--- Begin ITEMS ---

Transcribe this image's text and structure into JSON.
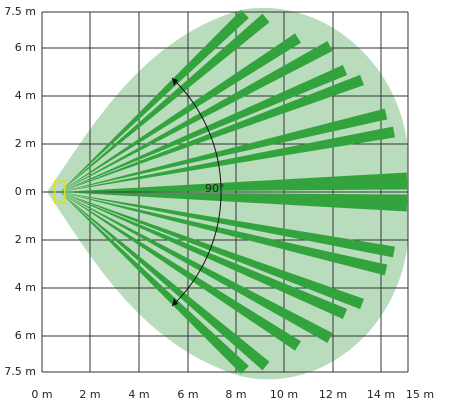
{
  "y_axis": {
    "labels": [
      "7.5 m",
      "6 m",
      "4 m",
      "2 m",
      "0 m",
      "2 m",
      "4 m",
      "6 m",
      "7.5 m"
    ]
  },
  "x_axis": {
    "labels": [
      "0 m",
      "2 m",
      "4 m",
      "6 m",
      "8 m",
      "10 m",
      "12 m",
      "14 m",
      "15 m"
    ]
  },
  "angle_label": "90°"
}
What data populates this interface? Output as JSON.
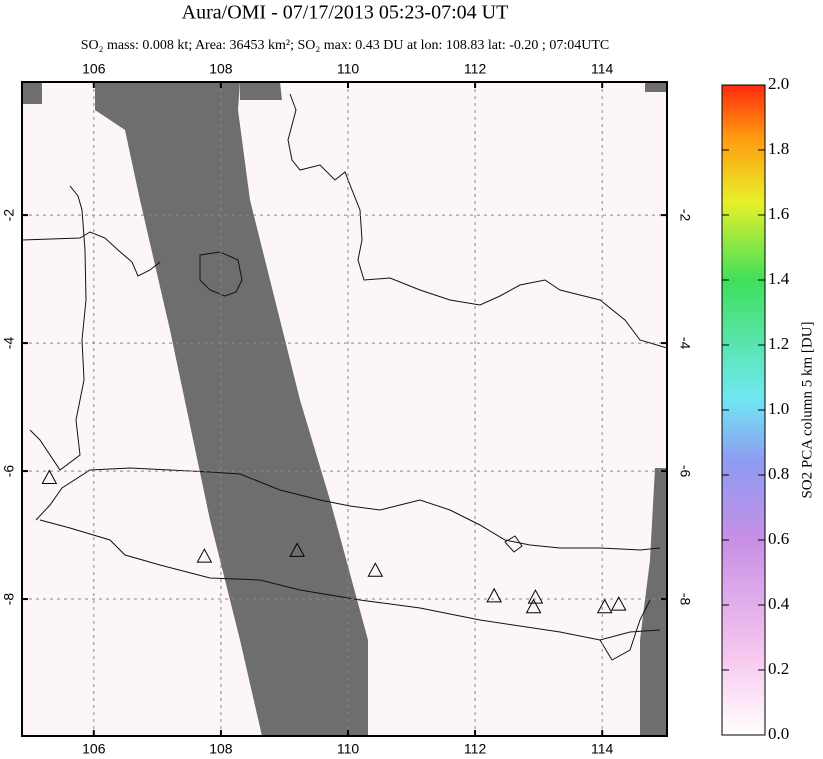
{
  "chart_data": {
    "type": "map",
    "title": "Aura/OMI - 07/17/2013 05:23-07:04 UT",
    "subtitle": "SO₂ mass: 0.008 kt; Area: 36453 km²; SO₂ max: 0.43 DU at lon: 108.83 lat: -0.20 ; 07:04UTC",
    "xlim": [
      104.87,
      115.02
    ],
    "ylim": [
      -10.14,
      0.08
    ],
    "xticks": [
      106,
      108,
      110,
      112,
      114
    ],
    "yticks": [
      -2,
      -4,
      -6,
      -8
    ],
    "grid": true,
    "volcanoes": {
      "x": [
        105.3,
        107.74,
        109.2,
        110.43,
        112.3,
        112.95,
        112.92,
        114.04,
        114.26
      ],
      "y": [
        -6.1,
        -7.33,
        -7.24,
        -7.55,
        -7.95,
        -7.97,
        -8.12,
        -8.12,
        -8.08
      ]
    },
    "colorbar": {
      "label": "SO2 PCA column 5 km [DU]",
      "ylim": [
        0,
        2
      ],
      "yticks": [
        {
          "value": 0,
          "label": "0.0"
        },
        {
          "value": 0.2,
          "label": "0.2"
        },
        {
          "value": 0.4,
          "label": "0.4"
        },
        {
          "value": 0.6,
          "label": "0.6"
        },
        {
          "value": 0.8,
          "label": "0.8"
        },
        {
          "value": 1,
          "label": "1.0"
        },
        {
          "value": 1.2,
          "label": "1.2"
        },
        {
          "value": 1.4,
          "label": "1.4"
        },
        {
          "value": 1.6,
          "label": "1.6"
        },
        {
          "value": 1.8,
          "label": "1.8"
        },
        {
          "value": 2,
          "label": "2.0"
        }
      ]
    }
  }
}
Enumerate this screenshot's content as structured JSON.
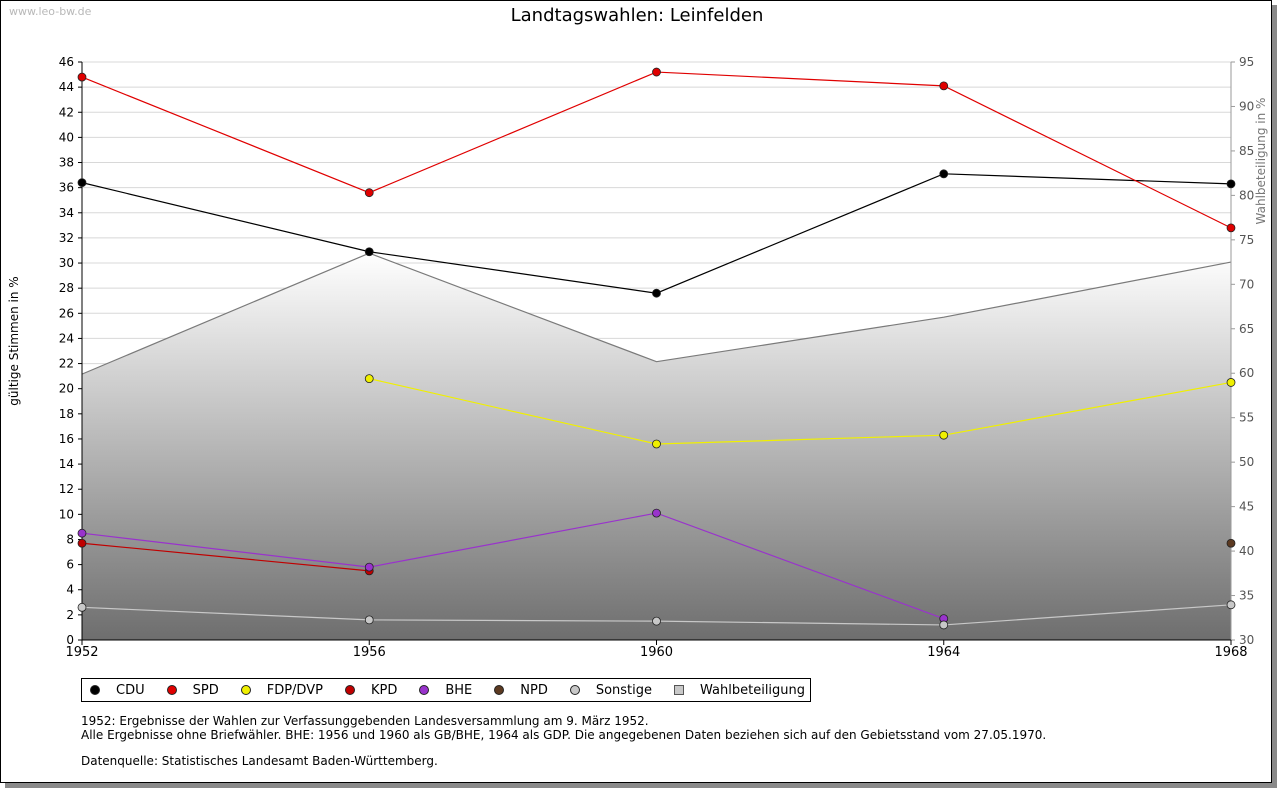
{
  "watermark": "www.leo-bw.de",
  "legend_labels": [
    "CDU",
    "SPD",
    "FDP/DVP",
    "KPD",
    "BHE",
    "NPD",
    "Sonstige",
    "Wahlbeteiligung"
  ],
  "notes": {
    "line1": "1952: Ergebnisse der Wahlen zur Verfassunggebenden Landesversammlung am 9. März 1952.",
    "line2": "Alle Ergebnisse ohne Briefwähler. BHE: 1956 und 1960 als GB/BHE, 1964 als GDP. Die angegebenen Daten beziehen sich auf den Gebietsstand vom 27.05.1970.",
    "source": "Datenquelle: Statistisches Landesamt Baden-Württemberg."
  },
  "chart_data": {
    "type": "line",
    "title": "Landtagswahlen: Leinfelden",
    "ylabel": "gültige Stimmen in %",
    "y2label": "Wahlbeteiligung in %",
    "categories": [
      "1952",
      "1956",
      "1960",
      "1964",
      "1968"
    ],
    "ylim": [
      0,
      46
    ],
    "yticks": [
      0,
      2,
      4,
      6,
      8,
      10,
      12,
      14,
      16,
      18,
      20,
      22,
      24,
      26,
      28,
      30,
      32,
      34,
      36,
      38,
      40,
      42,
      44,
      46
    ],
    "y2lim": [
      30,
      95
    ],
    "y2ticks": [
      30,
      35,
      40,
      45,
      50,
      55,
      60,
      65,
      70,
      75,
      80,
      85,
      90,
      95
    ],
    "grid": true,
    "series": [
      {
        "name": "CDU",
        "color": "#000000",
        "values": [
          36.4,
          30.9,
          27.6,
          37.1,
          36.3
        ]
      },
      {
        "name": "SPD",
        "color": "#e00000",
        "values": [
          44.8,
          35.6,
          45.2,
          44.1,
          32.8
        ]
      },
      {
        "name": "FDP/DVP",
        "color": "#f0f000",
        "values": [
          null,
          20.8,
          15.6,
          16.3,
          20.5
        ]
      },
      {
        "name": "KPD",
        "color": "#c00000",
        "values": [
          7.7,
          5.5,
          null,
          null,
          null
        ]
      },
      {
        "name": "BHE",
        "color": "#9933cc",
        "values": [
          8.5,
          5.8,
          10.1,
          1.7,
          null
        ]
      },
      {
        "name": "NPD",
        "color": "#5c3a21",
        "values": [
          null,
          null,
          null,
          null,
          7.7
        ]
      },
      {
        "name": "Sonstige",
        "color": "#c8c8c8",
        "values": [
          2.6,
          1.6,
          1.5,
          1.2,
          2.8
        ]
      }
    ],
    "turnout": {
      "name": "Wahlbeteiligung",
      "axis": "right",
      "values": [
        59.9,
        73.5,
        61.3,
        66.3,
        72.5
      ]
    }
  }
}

--- End ITEMS ---

WHAT IS ASKED
Repeat the material above verbatim. Leave the pictures behind.

ANSWER BELOW
Transcribe this image's text and structure into JSON.
{
  "y_axis": {
    "labels": [
      "7.5 m",
      "6 m",
      "4 m",
      "2 m",
      "0 m",
      "2 m",
      "4 m",
      "6 m",
      "7.5 m"
    ]
  },
  "x_axis": {
    "labels": [
      "0 m",
      "2 m",
      "4 m",
      "6 m",
      "8 m",
      "10 m",
      "12 m",
      "14 m",
      "15 m"
    ]
  },
  "angle_label": "90°"
}
What data populates this interface? Output as JSON.
{
  "chart_data": {
    "type": "map",
    "title": "Aura/OMI - 07/17/2013 05:23-07:04 UT",
    "subtitle": "SO₂ mass: 0.008 kt; Area: 36453 km²; SO₂ max: 0.43 DU at lon: 108.83 lat: -0.20 ; 07:04UTC",
    "xlim": [
      104.87,
      115.02
    ],
    "ylim": [
      -10.14,
      0.08
    ],
    "xticks": [
      106,
      108,
      110,
      112,
      114
    ],
    "yticks": [
      -2,
      -4,
      -6,
      -8
    ],
    "grid": true,
    "volcanoes": {
      "x": [
        105.3,
        107.74,
        109.2,
        110.43,
        112.3,
        112.95,
        112.92,
        114.04,
        114.26
      ],
      "y": [
        -6.1,
        -7.33,
        -7.24,
        -7.55,
        -7.95,
        -7.97,
        -8.12,
        -8.12,
        -8.08
      ]
    },
    "colorbar": {
      "label": "SO2 PCA column 5 km [DU]",
      "ylim": [
        0,
        2
      ],
      "yticks": [
        {
          "value": 0,
          "label": "0.0"
        },
        {
          "value": 0.2,
          "label": "0.2"
        },
        {
          "value": 0.4,
          "label": "0.4"
        },
        {
          "value": 0.6,
          "label": "0.6"
        },
        {
          "value": 0.8,
          "label": "0.8"
        },
        {
          "value": 1,
          "label": "1.0"
        },
        {
          "value": 1.2,
          "label": "1.2"
        },
        {
          "value": 1.4,
          "label": "1.4"
        },
        {
          "value": 1.6,
          "label": "1.6"
        },
        {
          "value": 1.8,
          "label": "1.8"
        },
        {
          "value": 2,
          "label": "2.0"
        }
      ]
    }
  }
}
Enumerate this screenshot's content as structured JSON.
{
  "watermark": "www.leo-bw.de",
  "legend_labels": [
    "CDU",
    "SPD",
    "FDP/DVP",
    "KPD",
    "BHE",
    "NPD",
    "Sonstige",
    "Wahlbeteiligung"
  ],
  "notes": {
    "line1": "1952: Ergebnisse der Wahlen zur Verfassunggebenden Landesversammlung am 9. März 1952.",
    "line2": "Alle Ergebnisse ohne Briefwähler. BHE: 1956 und 1960 als GB/BHE, 1964 als GDP. Die angegebenen Daten beziehen sich auf den Gebietsstand vom 27.05.1970.",
    "source": "Datenquelle: Statistisches Landesamt Baden-Württemberg."
  },
  "chart_data": {
    "type": "line",
    "title": "Landtagswahlen: Leinfelden",
    "ylabel": "gültige Stimmen in %",
    "y2label": "Wahlbeteiligung in %",
    "categories": [
      "1952",
      "1956",
      "1960",
      "1964",
      "1968"
    ],
    "ylim": [
      0,
      46
    ],
    "yticks": [
      0,
      2,
      4,
      6,
      8,
      10,
      12,
      14,
      16,
      18,
      20,
      22,
      24,
      26,
      28,
      30,
      32,
      34,
      36,
      38,
      40,
      42,
      44,
      46
    ],
    "y2lim": [
      30,
      95
    ],
    "y2ticks": [
      30,
      35,
      40,
      45,
      50,
      55,
      60,
      65,
      70,
      75,
      80,
      85,
      90,
      95
    ],
    "grid": true,
    "series": [
      {
        "name": "CDU",
        "color": "#000000",
        "values": [
          36.4,
          30.9,
          27.6,
          37.1,
          36.3
        ]
      },
      {
        "name": "SPD",
        "color": "#e00000",
        "values": [
          44.8,
          35.6,
          45.2,
          44.1,
          32.8
        ]
      },
      {
        "name": "FDP/DVP",
        "color": "#f0f000",
        "values": [
          null,
          20.8,
          15.6,
          16.3,
          20.5
        ]
      },
      {
        "name": "KPD",
        "color": "#c00000",
        "values": [
          7.7,
          5.5,
          null,
          null,
          null
        ]
      },
      {
        "name": "BHE",
        "color": "#9933cc",
        "values": [
          8.5,
          5.8,
          10.1,
          1.7,
          null
        ]
      },
      {
        "name": "NPD",
        "color": "#5c3a21",
        "values": [
          null,
          null,
          null,
          null,
          7.7
        ]
      },
      {
        "name": "Sonstige",
        "color": "#c8c8c8",
        "values": [
          2.6,
          1.6,
          1.5,
          1.2,
          2.8
        ]
      }
    ],
    "turnout": {
      "name": "Wahlbeteiligung",
      "axis": "right",
      "values": [
        59.9,
        73.5,
        61.3,
        66.3,
        72.5
      ]
    }
  }
}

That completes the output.